■ **DATA EXCERPTS**:
# # # # # # #

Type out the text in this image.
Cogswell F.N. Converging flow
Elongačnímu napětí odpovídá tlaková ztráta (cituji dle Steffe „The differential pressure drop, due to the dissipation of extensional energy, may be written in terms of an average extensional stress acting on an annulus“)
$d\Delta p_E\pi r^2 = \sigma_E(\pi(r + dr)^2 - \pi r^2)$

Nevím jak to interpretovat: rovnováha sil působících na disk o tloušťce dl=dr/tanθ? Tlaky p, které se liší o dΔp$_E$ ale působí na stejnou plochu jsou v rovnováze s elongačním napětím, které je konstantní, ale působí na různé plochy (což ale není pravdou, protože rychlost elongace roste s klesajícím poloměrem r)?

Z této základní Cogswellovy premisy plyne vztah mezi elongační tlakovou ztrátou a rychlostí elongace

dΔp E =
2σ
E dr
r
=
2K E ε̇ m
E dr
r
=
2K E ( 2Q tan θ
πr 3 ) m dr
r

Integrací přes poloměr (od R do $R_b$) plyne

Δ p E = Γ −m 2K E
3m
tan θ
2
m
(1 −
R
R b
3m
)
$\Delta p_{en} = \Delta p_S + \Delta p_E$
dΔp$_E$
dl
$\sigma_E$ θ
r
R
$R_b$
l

# # # # # # #

■ **EXERCISE AIM**: All of the lines above need to be given again exactly.

■ **RESULT BELOW**:
Type out the text in this image.
Cogswell F.N. Converging flow
Elongačnímu napětí odpovídá tlaková ztráta (cituji dle Steffe „The differential pressure drop, due to the dissipation of extensional energy, may be written in terms of an average extensional stress acting on an annulus“)
$d\Delta p_E\pi r^2 = \sigma_E(\pi(r + dr)^2 - \pi r^2)$

Nevím jak to interpretovat: rovnováha sil působících na disk o tloušťce dl=dr/tanθ? Tlaky p, které se liší o dΔp$_E$ ale působí na stejnou plochu jsou v rovnováze s elongačním napětím, které je konstantní, ale působí na různé plochy (což ale není pravdou, protože rychlost elongace roste s klesajícím poloměrem r)?

Z této základní Cogswellovy premisy plyne vztah mezi elongační tlakovou ztrátou a rychlostí elongace

dΔp E =
2σ
E dr
r
=
2K E ε̇ m
E dr
r
=
2K E ( 2Q tan θ
πr 3 ) m dr
r

Integrací přes poloměr (od R do $R_b$) plyne

Δ p E = Γ −m 2K E
3m
tan θ
2
m
(1 −
R
R b
3m
)
$\Delta p_{en} = \Delta p_S + \Delta p_E$
dΔp$_E$
dl
$\sigma_E$ θ
r
R
$R_b$
l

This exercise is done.